Aim :: Transcribe the listing exactly, leaving out every picture.

Data supplied ::
** BEGIN **
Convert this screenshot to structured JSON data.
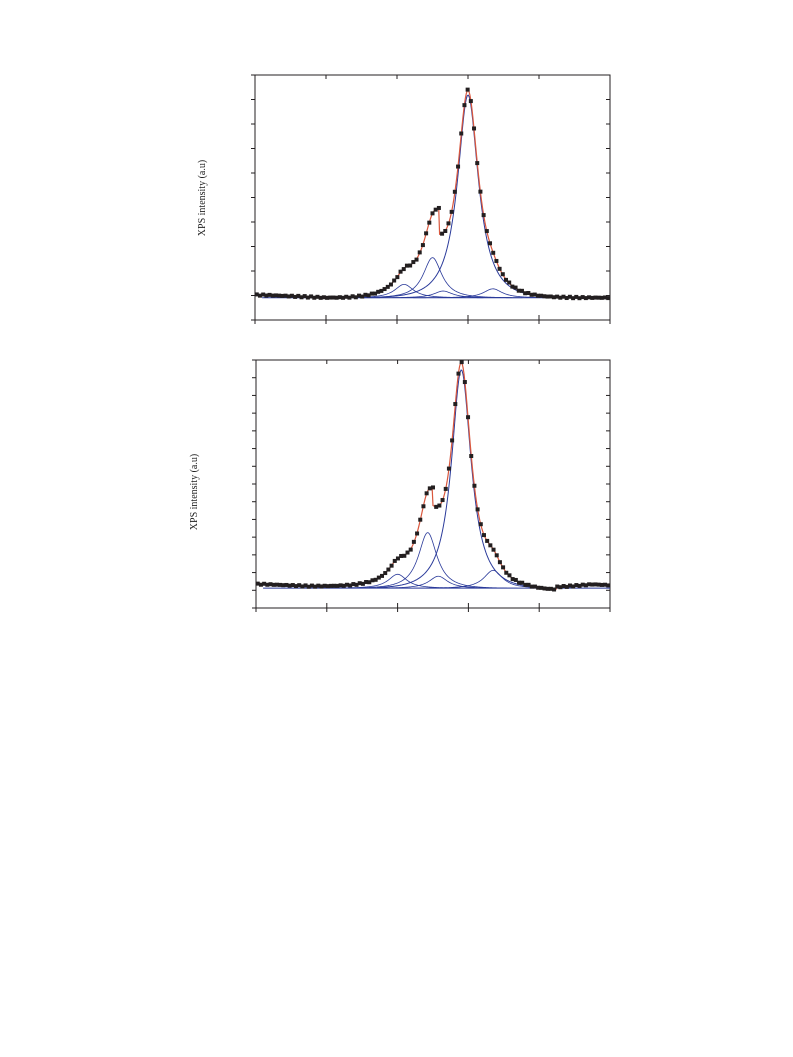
{
  "chart_data": [
    {
      "type": "scatter",
      "title": "",
      "xlabel": "",
      "ylabel": "XPS intensity (a.u)",
      "xlim": [
        0,
        100
      ],
      "ylim": [
        -0.1,
        1.0
      ],
      "x_ticks": 5,
      "y_ticks": 10,
      "grid": false,
      "legend": "none",
      "colors": {
        "data": "#231f20",
        "fit": "#d9573d",
        "components": "#2a3a9a",
        "baseline": "#2a3a9a"
      },
      "baseline_shape": [
        [
          0,
          0.012
        ],
        [
          3,
          0.01
        ],
        [
          10,
          0.003
        ],
        [
          20,
          0.0
        ],
        [
          25,
          0.0
        ],
        [
          30,
          0.008
        ],
        [
          35,
          0.03
        ],
        [
          40,
          0.06
        ],
        [
          45,
          0.11
        ],
        [
          50,
          0.18
        ],
        [
          52,
          0.22
        ],
        [
          53,
          0.0
        ],
        [
          70,
          0.0
        ],
        [
          75,
          0.0
        ],
        [
          80,
          -0.002
        ],
        [
          85,
          -0.003
        ],
        [
          90,
          0.0
        ],
        [
          100,
          0.0
        ]
      ],
      "components": [
        {
          "center": 60.0,
          "amplitude": 0.91,
          "width": 3.6
        },
        {
          "center": 50.0,
          "amplitude": 0.18,
          "width": 3.2
        },
        {
          "center": 42.0,
          "amplitude": 0.06,
          "width": 3.2
        },
        {
          "center": 53.0,
          "amplitude": 0.03,
          "width": 3.2
        },
        {
          "center": 67.0,
          "amplitude": 0.04,
          "width": 3.2
        }
      ],
      "fit_peak": {
        "x": 60.0,
        "y": 0.92
      }
    },
    {
      "type": "scatter",
      "title": "",
      "xlabel": "",
      "ylabel": "XPS intensity (a.u)",
      "xlim": [
        0,
        100
      ],
      "ylim": [
        -0.1,
        1.15
      ],
      "x_ticks": 5,
      "y_ticks": 14,
      "grid": false,
      "legend": "none",
      "colors": {
        "data": "#231f20",
        "fit": "#d9573d",
        "components": "#2a3a9a",
        "baseline": "#2a3a9a"
      },
      "components": [
        {
          "center": 58.0,
          "amplitude": 1.1,
          "width": 3.4
        },
        {
          "center": 48.5,
          "amplitude": 0.28,
          "width": 3.2
        },
        {
          "center": 40.0,
          "amplitude": 0.07,
          "width": 3.2
        },
        {
          "center": 51.5,
          "amplitude": 0.06,
          "width": 3.2
        },
        {
          "center": 67.0,
          "amplitude": 0.09,
          "width": 3.2
        }
      ],
      "fit_peak": {
        "x": 58.0,
        "y": 1.09
      }
    }
  ]
}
** END **
Response for this exercise ::
Convert this screenshot to structured JSON data.
{
  "chart_data": [
    {
      "type": "scatter",
      "title": "",
      "xlabel": "",
      "ylabel": "XPS intensity (a.u)",
      "xlim": [
        0,
        100
      ],
      "ylim": [
        -0.1,
        1.0
      ],
      "x_ticks": 5,
      "y_ticks": 10,
      "grid": false,
      "legend": "none",
      "colors": {
        "data": "#231f20",
        "fit": "#d9573d",
        "components": "#2a3a9a",
        "baseline": "#2a3a9a"
      },
      "baseline_shape": [
        [
          0,
          0.012
        ],
        [
          3,
          0.01
        ],
        [
          10,
          0.003
        ],
        [
          20,
          0.0
        ],
        [
          25,
          0.0
        ],
        [
          30,
          0.008
        ],
        [
          35,
          0.03
        ],
        [
          40,
          0.06
        ],
        [
          45,
          0.11
        ],
        [
          50,
          0.18
        ],
        [
          52,
          0.22
        ],
        [
          53,
          0.0
        ],
        [
          70,
          0.0
        ],
        [
          75,
          0.0
        ],
        [
          80,
          -0.002
        ],
        [
          85,
          -0.003
        ],
        [
          90,
          0.0
        ],
        [
          100,
          0.0
        ]
      ],
      "components": [
        {
          "center": 60.0,
          "amplitude": 0.91,
          "width": 3.6
        },
        {
          "center": 50.0,
          "amplitude": 0.18,
          "width": 3.2
        },
        {
          "center": 42.0,
          "amplitude": 0.06,
          "width": 3.2
        },
        {
          "center": 53.0,
          "amplitude": 0.03,
          "width": 3.2
        },
        {
          "center": 67.0,
          "amplitude": 0.04,
          "width": 3.2
        }
      ],
      "fit_peak": {
        "x": 60.0,
        "y": 0.92
      }
    },
    {
      "type": "scatter",
      "title": "",
      "xlabel": "",
      "ylabel": "XPS intensity (a.u)",
      "xlim": [
        0,
        100
      ],
      "ylim": [
        -0.1,
        1.15
      ],
      "x_ticks": 5,
      "y_ticks": 14,
      "grid": false,
      "legend": "none",
      "colors": {
        "data": "#231f20",
        "fit": "#d9573d",
        "components": "#2a3a9a",
        "baseline": "#2a3a9a"
      },
      "components": [
        {
          "center": 58.0,
          "amplitude": 1.1,
          "width": 3.4
        },
        {
          "center": 48.5,
          "amplitude": 0.28,
          "width": 3.2
        },
        {
          "center": 40.0,
          "amplitude": 0.07,
          "width": 3.2
        },
        {
          "center": 51.5,
          "amplitude": 0.06,
          "width": 3.2
        },
        {
          "center": 67.0,
          "amplitude": 0.09,
          "width": 3.2
        }
      ],
      "fit_peak": {
        "x": 58.0,
        "y": 1.09
      }
    }
  ]
}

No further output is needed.